** What you have to do **
Please retype the records below exactly, leaving out any pictures.
++++++++
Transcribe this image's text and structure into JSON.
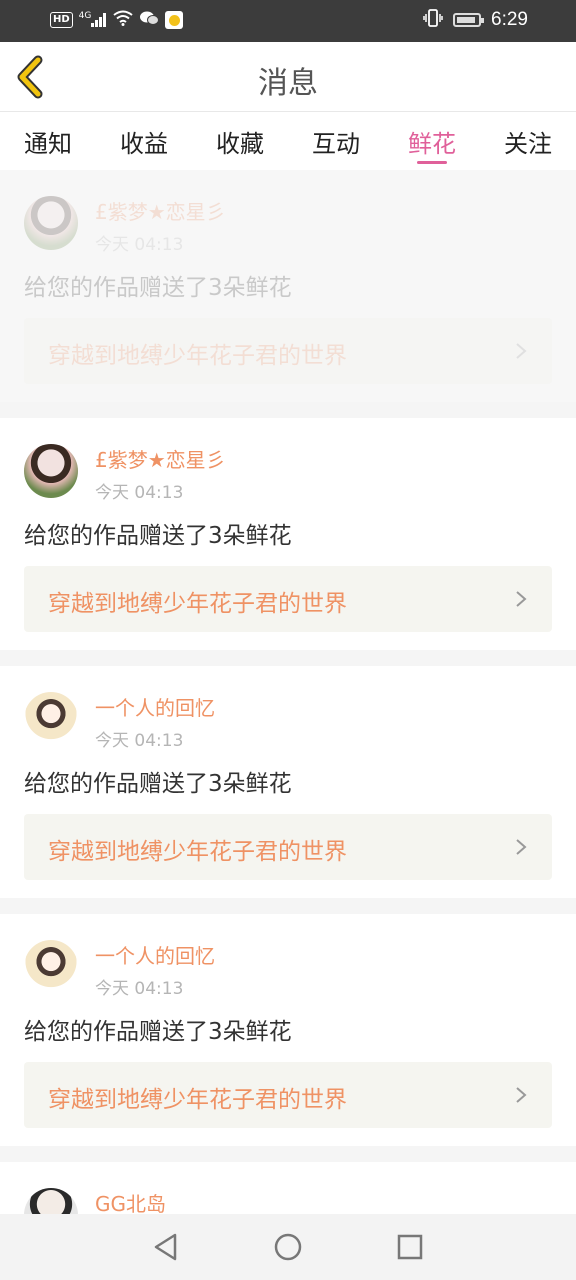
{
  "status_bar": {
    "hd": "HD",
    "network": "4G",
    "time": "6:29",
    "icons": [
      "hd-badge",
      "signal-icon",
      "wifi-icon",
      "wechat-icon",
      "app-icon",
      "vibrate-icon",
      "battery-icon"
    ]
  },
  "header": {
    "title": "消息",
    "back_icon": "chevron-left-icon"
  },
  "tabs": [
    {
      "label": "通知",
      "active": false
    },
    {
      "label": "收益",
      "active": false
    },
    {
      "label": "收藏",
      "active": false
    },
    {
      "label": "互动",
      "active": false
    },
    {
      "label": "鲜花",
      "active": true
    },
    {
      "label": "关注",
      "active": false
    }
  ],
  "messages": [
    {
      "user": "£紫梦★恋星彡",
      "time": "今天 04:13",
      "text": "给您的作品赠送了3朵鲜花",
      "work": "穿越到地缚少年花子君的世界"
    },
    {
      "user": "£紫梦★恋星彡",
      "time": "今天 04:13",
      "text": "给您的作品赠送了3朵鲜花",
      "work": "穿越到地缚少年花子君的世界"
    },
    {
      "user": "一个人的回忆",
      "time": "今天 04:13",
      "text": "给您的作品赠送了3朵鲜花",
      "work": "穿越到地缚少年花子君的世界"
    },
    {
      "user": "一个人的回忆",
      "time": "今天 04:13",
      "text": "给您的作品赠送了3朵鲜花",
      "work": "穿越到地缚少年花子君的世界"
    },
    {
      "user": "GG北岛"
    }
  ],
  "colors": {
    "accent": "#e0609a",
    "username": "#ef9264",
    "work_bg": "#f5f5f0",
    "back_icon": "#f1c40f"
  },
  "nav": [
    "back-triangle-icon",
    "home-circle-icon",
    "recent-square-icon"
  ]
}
++++++++
** Task output **
Transcribe this image's text and structure into JSON.
{
  "status_bar": {
    "hd": "HD",
    "network": "4G",
    "time": "6:29",
    "icons": [
      "hd-badge",
      "signal-icon",
      "wifi-icon",
      "wechat-icon",
      "app-icon",
      "vibrate-icon",
      "battery-icon"
    ]
  },
  "header": {
    "title": "消息",
    "back_icon": "chevron-left-icon"
  },
  "tabs": [
    {
      "label": "通知",
      "active": false
    },
    {
      "label": "收益",
      "active": false
    },
    {
      "label": "收藏",
      "active": false
    },
    {
      "label": "互动",
      "active": false
    },
    {
      "label": "鲜花",
      "active": true
    },
    {
      "label": "关注",
      "active": false
    }
  ],
  "messages": [
    {
      "user": "£紫梦★恋星彡",
      "time": "今天 04:13",
      "text": "给您的作品赠送了3朵鲜花",
      "work": "穿越到地缚少年花子君的世界"
    },
    {
      "user": "£紫梦★恋星彡",
      "time": "今天 04:13",
      "text": "给您的作品赠送了3朵鲜花",
      "work": "穿越到地缚少年花子君的世界"
    },
    {
      "user": "一个人的回忆",
      "time": "今天 04:13",
      "text": "给您的作品赠送了3朵鲜花",
      "work": "穿越到地缚少年花子君的世界"
    },
    {
      "user": "一个人的回忆",
      "time": "今天 04:13",
      "text": "给您的作品赠送了3朵鲜花",
      "work": "穿越到地缚少年花子君的世界"
    },
    {
      "user": "GG北岛"
    }
  ],
  "colors": {
    "accent": "#e0609a",
    "username": "#ef9264",
    "work_bg": "#f5f5f0",
    "back_icon": "#f1c40f"
  },
  "nav": [
    "back-triangle-icon",
    "home-circle-icon",
    "recent-square-icon"
  ]
}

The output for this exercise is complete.